====== Testo del documento

Conflitti

Dopo l'11 maggio

Post-elezioni in Kosovo

3 giugno 2008
Raffaele Coniglio

L’11 maggio è passato e le elezioni serbe in Kosovo si sono tenute in un clima sereno e tranquillo. Non sono stati riportati importanti brogli elettorali nè scontri ai seggi, tranne un unico caso isolato in un’enclave serba tra un piccolo gruppo di elettori e la commissione. Fatto irrisorio comunque. Di questa domenica di maggio due elementi balzano agli occhi: una discreta affluenza alle urne e l’espressione di un voto radicale. Il partito di Nicolic (SRS) ha fatto il pieno dei voti qui in Kosovo.
La vittoria dell’ala più morbida e filo-europea è sicuramente un ottimo risultato e potrebbe aprire scenari nuovi e più colorati, non da ultimo l’implementazione dell’Accordo di Associazione e Stabilizzazione che aprirà la strada alla cooperazione economica –milioni di euro quindi- tra l’Unione Europea e la Serbia, con risvolti positivi per il Kosovo stesso.
Questa vittoria di Tadic, il carismatico leader del Partito Democratico (DS), è stata accolta con un certo gradimento dagli ambienti politici kosovari e dalla sua stessa società civile. Ci si augura, pertanto, che aria fresca possa presto arrivare qui in Kosovo nella calda stagione estiva alle porte, dopo aver compreso, però, che quest’ultimo voto uscito dalle urne del Kosovo (115.000 erano i cittadini registrati) è un voto estremista che racchiude malcontento e rabbia, in controtendenza rispetto al resto della Serbia.

============
====== Materiale presentato

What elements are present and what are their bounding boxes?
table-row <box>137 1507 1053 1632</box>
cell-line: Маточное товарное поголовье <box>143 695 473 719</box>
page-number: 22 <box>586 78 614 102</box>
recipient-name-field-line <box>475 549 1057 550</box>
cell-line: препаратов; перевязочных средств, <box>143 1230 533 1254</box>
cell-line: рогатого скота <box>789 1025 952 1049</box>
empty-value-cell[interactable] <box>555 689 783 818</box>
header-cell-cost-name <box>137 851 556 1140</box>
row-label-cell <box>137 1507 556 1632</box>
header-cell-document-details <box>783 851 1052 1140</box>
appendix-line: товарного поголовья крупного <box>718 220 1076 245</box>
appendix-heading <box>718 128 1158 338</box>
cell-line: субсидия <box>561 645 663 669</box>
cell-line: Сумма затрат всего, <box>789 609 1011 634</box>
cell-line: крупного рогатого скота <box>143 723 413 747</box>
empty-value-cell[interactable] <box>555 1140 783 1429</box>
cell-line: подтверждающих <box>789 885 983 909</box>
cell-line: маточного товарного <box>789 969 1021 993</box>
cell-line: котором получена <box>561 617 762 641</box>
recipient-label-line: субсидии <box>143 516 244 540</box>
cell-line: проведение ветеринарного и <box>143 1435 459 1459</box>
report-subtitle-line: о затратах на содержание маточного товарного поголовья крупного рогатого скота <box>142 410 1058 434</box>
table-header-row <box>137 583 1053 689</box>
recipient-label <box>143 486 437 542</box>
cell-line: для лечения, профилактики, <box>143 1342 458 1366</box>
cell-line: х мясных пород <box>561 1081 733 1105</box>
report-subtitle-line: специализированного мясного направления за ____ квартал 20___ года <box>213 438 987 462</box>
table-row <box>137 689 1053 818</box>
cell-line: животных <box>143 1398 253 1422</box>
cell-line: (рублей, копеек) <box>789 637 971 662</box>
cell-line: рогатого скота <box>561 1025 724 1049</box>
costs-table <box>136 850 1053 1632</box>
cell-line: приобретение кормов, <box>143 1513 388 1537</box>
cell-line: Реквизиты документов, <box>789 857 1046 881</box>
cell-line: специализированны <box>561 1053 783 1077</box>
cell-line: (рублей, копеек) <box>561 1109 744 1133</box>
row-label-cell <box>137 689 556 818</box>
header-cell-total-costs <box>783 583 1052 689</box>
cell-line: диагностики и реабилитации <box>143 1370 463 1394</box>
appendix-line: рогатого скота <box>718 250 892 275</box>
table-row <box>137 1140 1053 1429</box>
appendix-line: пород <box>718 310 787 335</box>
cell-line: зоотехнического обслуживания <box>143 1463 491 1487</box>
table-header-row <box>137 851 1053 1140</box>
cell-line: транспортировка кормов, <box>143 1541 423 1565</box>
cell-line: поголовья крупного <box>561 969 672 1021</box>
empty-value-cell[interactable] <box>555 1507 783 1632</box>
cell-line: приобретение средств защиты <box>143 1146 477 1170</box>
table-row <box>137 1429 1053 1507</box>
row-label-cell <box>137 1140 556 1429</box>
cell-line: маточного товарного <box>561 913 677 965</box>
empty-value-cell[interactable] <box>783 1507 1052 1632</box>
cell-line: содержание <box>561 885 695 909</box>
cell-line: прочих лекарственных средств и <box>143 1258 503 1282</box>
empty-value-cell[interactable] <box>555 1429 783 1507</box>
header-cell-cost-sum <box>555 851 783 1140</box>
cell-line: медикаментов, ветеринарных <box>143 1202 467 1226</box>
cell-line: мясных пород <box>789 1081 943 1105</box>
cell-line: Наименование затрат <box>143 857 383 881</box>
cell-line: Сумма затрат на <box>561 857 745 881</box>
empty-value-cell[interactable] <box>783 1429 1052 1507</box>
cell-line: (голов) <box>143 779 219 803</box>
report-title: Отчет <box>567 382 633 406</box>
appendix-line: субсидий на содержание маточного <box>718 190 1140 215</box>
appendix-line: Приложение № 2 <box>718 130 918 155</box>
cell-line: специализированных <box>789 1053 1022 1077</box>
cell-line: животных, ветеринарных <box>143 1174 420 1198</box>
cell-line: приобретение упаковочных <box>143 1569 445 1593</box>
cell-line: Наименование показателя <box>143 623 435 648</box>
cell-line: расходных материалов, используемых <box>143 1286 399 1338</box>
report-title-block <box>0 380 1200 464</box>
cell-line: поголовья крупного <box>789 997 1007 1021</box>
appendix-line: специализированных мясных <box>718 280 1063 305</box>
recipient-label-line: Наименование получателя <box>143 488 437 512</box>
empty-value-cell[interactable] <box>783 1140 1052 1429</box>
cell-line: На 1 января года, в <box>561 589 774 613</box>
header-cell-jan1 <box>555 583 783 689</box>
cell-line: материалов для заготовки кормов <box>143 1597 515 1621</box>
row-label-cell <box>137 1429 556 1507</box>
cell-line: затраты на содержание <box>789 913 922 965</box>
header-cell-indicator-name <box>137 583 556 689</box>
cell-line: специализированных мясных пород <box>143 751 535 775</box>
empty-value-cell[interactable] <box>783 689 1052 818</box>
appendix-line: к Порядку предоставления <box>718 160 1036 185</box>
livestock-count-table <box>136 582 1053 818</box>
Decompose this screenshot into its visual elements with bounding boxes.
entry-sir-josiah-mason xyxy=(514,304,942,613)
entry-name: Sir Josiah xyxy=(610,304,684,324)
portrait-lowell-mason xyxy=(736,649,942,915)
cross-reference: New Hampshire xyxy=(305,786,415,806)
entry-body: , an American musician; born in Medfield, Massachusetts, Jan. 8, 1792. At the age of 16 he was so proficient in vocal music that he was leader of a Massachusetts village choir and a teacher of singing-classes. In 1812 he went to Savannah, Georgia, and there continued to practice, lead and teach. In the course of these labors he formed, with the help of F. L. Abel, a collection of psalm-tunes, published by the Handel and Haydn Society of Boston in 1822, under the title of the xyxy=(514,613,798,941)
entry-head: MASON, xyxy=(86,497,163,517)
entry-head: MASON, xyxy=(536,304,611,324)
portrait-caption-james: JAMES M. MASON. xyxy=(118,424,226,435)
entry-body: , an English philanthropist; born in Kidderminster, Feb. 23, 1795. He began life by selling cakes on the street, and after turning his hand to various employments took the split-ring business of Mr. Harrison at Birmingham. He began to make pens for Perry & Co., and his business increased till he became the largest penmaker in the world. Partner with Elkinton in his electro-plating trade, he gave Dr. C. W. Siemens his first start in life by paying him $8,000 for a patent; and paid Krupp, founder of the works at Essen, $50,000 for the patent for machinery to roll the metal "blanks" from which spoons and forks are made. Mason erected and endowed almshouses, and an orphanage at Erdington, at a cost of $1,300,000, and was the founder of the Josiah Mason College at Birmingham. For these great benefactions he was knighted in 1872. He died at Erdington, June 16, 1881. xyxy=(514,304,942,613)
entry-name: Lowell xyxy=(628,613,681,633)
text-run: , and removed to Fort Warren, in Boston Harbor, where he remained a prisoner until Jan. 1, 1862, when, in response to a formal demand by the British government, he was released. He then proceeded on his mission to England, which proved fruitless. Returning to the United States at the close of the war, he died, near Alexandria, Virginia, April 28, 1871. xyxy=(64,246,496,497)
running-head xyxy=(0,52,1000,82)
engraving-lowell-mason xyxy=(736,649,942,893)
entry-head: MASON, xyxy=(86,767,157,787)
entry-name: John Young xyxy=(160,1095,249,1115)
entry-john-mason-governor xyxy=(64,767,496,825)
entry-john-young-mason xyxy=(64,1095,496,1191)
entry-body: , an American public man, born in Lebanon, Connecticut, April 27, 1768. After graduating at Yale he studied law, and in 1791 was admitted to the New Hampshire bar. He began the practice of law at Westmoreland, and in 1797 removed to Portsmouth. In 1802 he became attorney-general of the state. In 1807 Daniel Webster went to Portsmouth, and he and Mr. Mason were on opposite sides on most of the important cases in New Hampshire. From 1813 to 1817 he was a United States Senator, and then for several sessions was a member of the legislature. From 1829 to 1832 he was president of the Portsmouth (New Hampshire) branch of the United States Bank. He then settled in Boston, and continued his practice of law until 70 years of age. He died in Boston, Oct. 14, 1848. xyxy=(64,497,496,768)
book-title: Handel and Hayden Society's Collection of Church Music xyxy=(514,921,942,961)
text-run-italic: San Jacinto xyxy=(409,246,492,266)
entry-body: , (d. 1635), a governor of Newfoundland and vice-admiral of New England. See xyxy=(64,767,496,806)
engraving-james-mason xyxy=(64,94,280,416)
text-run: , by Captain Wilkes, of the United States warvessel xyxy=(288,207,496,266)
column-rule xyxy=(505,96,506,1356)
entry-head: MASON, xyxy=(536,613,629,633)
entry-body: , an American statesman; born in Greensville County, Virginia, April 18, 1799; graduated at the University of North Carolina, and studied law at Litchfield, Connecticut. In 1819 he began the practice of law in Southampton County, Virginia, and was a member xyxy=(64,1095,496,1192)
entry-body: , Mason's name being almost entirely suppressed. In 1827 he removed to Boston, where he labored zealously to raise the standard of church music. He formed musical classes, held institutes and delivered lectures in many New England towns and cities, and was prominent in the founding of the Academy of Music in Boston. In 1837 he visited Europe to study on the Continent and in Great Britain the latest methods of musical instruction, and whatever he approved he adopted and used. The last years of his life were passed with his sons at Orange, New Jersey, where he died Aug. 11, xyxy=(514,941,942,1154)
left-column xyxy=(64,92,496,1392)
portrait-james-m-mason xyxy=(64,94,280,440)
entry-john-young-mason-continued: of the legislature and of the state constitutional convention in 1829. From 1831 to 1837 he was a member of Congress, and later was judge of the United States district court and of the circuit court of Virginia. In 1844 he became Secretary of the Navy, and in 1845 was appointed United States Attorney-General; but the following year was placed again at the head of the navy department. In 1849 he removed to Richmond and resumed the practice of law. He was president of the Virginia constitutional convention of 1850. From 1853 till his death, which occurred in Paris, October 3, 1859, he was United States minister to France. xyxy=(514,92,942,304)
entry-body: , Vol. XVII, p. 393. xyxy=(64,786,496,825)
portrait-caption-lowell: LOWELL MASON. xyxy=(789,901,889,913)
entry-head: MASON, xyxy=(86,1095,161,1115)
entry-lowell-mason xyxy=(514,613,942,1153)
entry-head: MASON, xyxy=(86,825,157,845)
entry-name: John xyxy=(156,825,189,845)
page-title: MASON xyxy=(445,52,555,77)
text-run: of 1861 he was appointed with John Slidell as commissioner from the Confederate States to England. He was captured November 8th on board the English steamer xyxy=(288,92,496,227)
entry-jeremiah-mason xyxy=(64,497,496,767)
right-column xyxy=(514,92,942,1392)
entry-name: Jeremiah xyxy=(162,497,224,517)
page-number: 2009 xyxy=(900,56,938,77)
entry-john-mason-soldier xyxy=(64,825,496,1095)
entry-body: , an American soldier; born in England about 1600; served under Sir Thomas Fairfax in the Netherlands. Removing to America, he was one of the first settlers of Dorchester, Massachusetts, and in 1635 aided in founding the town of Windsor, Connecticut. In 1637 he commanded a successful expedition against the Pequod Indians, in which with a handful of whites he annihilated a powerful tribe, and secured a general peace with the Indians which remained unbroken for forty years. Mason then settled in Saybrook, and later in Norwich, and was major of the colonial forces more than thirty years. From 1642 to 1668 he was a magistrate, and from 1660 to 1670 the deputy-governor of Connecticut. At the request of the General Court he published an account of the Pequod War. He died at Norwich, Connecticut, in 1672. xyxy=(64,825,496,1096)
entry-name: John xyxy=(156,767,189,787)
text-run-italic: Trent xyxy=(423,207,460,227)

============

■ Consegna
Secondo l'articolo sulle elezioni serbe in Kosovo, quale partito ha ottenuto il maggior numero di voti in Kosovo?

■ Risposta scritta
Il partito di Nicolic (SRS).